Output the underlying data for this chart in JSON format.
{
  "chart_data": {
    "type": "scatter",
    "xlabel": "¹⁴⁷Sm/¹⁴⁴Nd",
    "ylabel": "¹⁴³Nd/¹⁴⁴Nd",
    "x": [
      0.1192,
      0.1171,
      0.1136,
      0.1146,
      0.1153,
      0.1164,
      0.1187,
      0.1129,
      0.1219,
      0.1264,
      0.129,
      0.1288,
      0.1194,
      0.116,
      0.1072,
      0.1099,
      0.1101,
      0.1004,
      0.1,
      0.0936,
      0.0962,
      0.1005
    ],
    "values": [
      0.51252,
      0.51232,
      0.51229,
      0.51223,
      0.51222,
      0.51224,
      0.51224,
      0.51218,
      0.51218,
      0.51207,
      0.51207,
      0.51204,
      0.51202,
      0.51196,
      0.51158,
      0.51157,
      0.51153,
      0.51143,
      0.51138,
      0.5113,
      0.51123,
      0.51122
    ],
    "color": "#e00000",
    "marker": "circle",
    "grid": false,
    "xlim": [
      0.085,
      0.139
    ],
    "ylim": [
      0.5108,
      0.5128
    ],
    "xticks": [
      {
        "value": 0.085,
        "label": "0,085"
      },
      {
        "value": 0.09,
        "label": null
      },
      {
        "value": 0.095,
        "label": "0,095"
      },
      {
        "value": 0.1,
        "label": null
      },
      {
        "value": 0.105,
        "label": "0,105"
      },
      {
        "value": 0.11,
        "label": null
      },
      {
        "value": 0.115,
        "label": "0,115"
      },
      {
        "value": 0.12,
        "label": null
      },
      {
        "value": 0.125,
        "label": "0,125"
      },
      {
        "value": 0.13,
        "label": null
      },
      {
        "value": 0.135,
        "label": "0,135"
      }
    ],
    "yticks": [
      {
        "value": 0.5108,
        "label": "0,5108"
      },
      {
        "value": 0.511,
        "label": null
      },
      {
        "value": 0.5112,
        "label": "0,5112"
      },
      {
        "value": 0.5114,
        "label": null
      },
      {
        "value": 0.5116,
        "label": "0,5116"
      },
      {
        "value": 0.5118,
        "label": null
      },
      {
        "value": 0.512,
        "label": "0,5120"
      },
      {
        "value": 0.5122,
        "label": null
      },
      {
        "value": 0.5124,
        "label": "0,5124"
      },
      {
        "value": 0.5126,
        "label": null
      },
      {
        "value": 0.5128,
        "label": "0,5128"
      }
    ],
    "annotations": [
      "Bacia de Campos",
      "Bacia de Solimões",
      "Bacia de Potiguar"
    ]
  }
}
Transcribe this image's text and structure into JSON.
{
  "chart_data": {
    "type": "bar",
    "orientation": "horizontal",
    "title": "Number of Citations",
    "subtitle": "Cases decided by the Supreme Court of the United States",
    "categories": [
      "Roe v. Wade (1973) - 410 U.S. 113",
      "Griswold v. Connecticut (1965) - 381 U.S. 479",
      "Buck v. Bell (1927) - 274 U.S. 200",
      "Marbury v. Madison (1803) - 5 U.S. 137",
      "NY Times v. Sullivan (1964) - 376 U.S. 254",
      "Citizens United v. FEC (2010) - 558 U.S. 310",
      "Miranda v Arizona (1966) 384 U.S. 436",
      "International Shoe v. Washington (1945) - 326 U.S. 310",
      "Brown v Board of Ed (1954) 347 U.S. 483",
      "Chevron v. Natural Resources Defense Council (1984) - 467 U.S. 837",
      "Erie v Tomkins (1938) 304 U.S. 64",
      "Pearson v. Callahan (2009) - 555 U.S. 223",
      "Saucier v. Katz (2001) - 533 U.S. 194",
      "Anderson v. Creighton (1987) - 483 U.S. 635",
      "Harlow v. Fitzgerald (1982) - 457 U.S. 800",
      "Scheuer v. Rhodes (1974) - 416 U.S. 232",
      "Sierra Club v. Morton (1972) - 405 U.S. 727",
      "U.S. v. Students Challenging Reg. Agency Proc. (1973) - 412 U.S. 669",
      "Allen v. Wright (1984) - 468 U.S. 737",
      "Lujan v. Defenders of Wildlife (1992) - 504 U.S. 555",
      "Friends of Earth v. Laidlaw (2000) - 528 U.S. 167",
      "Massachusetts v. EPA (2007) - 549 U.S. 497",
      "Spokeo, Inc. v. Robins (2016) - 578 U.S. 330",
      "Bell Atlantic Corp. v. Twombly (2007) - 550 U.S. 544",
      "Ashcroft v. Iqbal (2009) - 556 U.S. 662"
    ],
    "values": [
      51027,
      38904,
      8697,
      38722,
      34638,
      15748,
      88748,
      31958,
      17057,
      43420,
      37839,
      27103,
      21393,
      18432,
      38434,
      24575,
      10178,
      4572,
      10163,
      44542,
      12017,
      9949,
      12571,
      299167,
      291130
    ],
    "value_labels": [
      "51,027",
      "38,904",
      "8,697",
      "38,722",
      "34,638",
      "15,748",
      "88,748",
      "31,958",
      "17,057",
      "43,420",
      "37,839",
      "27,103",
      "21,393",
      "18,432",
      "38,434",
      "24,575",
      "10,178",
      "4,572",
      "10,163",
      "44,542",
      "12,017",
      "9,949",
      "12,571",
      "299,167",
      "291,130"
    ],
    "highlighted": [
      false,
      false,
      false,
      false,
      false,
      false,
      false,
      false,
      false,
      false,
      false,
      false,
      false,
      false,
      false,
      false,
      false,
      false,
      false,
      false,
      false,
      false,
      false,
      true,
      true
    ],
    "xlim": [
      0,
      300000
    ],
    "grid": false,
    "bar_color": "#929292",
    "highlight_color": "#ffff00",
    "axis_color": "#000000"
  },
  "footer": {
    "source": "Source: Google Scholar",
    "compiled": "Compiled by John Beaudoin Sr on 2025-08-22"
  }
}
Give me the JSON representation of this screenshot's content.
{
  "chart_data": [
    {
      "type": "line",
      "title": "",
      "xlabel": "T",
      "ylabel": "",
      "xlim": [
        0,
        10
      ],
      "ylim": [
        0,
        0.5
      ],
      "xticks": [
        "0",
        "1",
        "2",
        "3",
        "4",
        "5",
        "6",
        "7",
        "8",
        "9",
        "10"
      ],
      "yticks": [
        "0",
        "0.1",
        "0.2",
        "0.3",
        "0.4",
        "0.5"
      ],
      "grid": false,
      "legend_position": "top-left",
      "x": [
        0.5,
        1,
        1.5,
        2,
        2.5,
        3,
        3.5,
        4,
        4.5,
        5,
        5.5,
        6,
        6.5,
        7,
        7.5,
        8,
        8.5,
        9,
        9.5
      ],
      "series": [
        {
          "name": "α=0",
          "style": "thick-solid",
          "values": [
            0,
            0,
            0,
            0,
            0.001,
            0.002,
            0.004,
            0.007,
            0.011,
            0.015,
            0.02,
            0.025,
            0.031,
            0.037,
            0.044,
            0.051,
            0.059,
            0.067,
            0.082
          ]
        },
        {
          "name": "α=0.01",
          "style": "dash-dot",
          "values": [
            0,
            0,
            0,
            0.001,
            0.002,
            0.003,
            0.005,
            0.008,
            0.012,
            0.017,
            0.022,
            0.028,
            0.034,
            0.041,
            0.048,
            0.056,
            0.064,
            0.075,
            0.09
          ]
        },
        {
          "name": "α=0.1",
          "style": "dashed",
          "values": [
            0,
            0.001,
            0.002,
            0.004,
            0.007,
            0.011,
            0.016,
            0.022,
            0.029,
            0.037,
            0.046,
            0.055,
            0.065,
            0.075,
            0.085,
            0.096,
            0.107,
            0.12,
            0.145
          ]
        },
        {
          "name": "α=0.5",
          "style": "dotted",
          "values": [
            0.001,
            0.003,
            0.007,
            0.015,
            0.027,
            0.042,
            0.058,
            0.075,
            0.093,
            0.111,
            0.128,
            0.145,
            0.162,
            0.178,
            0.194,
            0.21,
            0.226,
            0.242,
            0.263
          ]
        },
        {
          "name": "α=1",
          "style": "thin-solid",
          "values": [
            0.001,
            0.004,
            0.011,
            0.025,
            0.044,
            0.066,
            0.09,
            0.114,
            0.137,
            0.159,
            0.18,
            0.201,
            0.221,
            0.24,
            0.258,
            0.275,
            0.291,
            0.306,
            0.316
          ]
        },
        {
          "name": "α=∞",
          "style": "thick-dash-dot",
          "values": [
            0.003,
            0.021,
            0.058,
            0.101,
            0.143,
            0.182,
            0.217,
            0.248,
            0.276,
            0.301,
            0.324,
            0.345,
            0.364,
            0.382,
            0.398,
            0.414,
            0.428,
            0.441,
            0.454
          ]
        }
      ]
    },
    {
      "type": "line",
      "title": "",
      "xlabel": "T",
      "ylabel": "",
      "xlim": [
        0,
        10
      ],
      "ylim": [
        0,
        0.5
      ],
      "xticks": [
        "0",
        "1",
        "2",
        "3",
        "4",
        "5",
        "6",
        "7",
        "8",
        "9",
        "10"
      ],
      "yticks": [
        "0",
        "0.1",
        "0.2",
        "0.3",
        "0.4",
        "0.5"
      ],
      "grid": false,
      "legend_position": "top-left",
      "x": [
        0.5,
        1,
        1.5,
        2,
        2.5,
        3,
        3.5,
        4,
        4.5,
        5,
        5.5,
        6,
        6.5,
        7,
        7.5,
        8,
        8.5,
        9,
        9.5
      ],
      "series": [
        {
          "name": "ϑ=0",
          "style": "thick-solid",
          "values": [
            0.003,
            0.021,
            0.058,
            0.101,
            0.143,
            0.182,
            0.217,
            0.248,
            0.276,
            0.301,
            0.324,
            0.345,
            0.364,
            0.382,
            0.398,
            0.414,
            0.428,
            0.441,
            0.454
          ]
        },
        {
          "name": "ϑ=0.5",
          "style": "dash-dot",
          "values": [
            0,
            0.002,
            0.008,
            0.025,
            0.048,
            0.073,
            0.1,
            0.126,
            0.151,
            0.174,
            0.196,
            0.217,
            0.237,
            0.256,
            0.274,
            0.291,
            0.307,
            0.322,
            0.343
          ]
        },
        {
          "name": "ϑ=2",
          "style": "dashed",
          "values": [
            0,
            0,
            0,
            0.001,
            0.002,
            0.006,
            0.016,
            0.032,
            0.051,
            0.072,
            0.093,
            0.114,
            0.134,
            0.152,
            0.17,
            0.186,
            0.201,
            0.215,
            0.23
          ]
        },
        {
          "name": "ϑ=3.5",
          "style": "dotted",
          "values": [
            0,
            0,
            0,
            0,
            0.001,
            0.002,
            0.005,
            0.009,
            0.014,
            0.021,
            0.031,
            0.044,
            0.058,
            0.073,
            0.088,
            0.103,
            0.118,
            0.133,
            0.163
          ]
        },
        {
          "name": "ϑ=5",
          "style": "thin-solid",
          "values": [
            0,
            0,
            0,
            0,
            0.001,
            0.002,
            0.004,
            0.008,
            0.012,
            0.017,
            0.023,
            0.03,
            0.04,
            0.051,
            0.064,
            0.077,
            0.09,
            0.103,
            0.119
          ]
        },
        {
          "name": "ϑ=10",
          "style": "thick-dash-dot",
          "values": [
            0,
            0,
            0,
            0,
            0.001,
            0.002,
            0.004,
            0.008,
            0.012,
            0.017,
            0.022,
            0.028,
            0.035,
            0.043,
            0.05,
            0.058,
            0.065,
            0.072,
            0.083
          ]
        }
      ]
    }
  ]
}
==================================================
**What is asked:** What is the number of lines in the data above that include the word "¹⁴⁴Nd"? Answer with that number only.

**Finished task:** 2